[Start of Material for this task]
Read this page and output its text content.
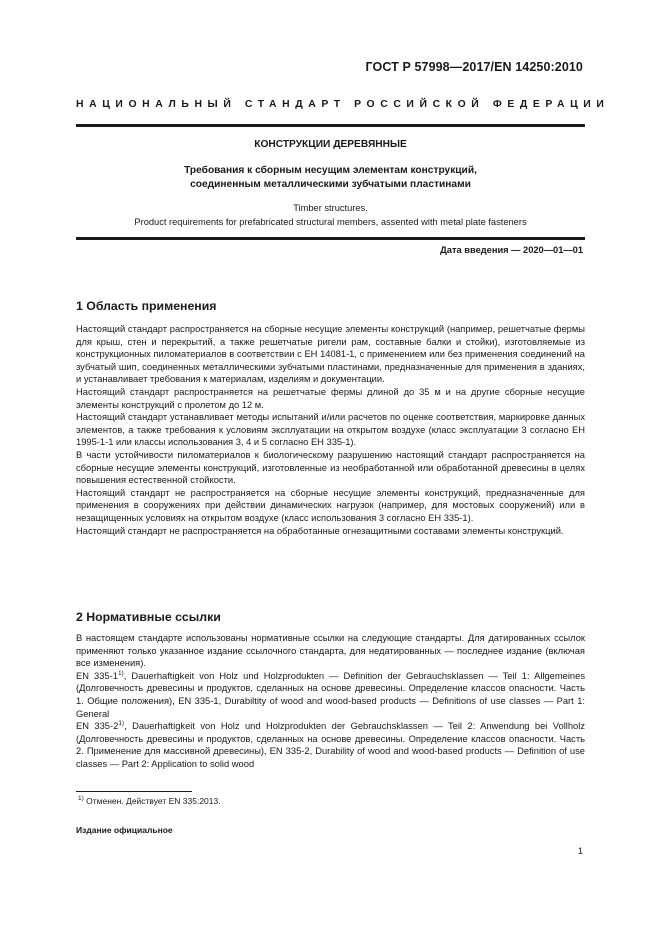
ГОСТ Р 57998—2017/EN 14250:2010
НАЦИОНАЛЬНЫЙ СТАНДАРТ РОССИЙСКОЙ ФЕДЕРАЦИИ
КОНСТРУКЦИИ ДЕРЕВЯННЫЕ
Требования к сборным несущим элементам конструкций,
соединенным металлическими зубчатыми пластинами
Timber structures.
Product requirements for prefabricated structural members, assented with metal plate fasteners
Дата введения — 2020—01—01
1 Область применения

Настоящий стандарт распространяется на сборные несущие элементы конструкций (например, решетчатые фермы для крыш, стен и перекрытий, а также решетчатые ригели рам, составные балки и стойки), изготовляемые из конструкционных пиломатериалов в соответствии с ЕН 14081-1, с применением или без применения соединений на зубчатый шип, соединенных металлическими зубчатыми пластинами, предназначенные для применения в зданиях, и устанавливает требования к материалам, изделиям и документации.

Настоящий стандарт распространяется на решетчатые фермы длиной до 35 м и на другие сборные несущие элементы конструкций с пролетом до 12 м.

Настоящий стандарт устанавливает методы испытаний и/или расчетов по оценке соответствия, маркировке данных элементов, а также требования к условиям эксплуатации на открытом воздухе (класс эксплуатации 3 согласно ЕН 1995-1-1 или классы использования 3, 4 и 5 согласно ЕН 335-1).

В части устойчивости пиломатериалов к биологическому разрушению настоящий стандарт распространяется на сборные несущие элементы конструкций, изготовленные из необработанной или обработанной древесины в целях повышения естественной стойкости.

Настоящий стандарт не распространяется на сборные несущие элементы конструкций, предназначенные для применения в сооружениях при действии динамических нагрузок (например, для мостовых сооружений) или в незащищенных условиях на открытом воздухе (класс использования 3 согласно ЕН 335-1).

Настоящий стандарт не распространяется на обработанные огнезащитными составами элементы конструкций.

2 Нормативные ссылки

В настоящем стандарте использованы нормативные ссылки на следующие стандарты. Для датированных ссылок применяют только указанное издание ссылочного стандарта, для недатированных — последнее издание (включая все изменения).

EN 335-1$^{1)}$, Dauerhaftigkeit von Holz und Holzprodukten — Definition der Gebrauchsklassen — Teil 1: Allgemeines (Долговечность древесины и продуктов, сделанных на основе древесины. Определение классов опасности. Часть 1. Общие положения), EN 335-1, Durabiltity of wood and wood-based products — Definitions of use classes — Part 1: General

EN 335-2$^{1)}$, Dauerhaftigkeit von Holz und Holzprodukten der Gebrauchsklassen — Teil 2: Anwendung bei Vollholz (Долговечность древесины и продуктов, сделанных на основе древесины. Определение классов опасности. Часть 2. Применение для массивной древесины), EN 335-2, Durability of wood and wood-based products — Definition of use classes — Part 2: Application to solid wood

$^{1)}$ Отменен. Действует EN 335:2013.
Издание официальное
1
[End of Material for this task]
(To be done):
Omit the pictures, then output the rest of the listing exactly.

(Solution):
Read this page and output its text content.
ГОСТ Р 57998—2017/EN 14250:2010
НАЦИОНАЛЬНЫЙ СТАНДАРТ РОССИЙСКОЙ ФЕДЕРАЦИИ
КОНСТРУКЦИИ ДЕРЕВЯННЫЕ
Требования к сборным несущим элементам конструкций,
соединенным металлическими зубчатыми пластинами
Timber structures.
Product requirements for prefabricated structural members, assented with metal plate fasteners
Дата введения — 2020—01—01
1 Область применения

Настоящий стандарт распространяется на сборные несущие элементы конструкций (например, решетчатые фермы для крыш, стен и перекрытий, а также решетчатые ригели рам, составные балки и стойки), изготовляемые из конструкционных пиломатериалов в соответствии с ЕН 14081-1, с применением или без применения соединений на зубчатый шип, соединенных металлическими зубчатыми пластинами, предназначенные для применения в зданиях, и устанавливает требования к материалам, изделиям и документации.

Настоящий стандарт распространяется на решетчатые фермы длиной до 35 м и на другие сборные несущие элементы конструкций с пролетом до 12 м.

Настоящий стандарт устанавливает методы испытаний и/или расчетов по оценке соответствия, маркировке данных элементов, а также требования к условиям эксплуатации на открытом воздухе (класс эксплуатации 3 согласно ЕН 1995-1-1 или классы использования 3, 4 и 5 согласно ЕН 335-1).

В части устойчивости пиломатериалов к биологическому разрушению настоящий стандарт распространяется на сборные несущие элементы конструкций, изготовленные из необработанной или обработанной древесины в целях повышения естественной стойкости.

Настоящий стандарт не распространяется на сборные несущие элементы конструкций, предназначенные для применения в сооружениях при действии динамических нагрузок (например, для мостовых сооружений) или в незащищенных условиях на открытом воздухе (класс использования 3 согласно ЕН 335-1).

Настоящий стандарт не распространяется на обработанные огнезащитными составами элементы конструкций.

2 Нормативные ссылки

В настоящем стандарте использованы нормативные ссылки на следующие стандарты. Для датированных ссылок применяют только указанное издание ссылочного стандарта, для недатированных — последнее издание (включая все изменения).

EN 335-1$^{1)}$, Dauerhaftigkeit von Holz und Holzprodukten — Definition der Gebrauchsklassen — Teil 1: Allgemeines (Долговечность древесины и продуктов, сделанных на основе древесины. Определение классов опасности. Часть 1. Общие положения), EN 335-1, Durabiltity of wood and wood-based products — Definitions of use classes — Part 1: General

EN 335-2$^{1)}$, Dauerhaftigkeit von Holz und Holzprodukten der Gebrauchsklassen — Teil 2: Anwendung bei Vollholz (Долговечность древесины и продуктов, сделанных на основе древесины. Определение классов опасности. Часть 2. Применение для массивной древесины), EN 335-2, Durability of wood and wood-based products — Definition of use classes — Part 2: Application to solid wood

$^{1)}$ Отменен. Действует EN 335:2013.
Издание официальное
1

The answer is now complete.